→ Objective
Search the records for the word "черный" and report each line that has it.

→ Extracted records
——————————

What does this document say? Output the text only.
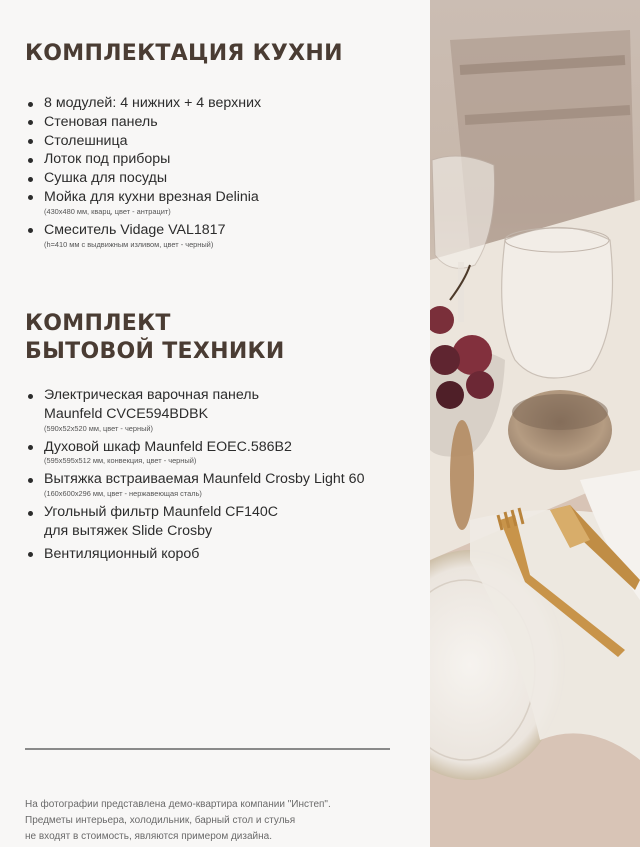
КОМПЛЕКТАЦИЯ КУХНИ
8 модулей: 4 нижних + 4 верхних
Стеновая панель
Столешница
Лоток под приборы
Сушка для посуды
Мойка для кухни врезная Delinia
(430x480 мм, кварц, цвет - антрацит)
Смеситель Vidage VAL1817
(h=410 мм с выдвижным изливом, цвет - черный)
КОМПЛЕКТ
БЫТОВОЙ ТЕХНИКИ
Электрическая варочная панель
Maunfeld CVCE594BDBK
(590x52x520 мм, цвет - черный)
Духовой шкаф Maunfeld EOEC.586B2
(595x595x512 мм, конвекция, цвет - черный)
Вытяжка встраиваемая Maunfeld Crosby Light 60
(160x600x296 мм, цвет - нержавеющая сталь)
Угольный фильтр Maunfeld CF140C
для вытяжек Slide Crosby
Вентиляционный короб
На фотографии представлена демо-квартира компании "Инстеп".
Предметы интерьера, холодильник, барный стол и стулья
не входят в стоимость, являются примером дизайна.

——————————

→ Task response
(h=410 мм с выдвижным изливом, цвет - черный)
(590x52x520 мм, цвет - черный)
(595x595x512 мм, конвекция, цвет - черный)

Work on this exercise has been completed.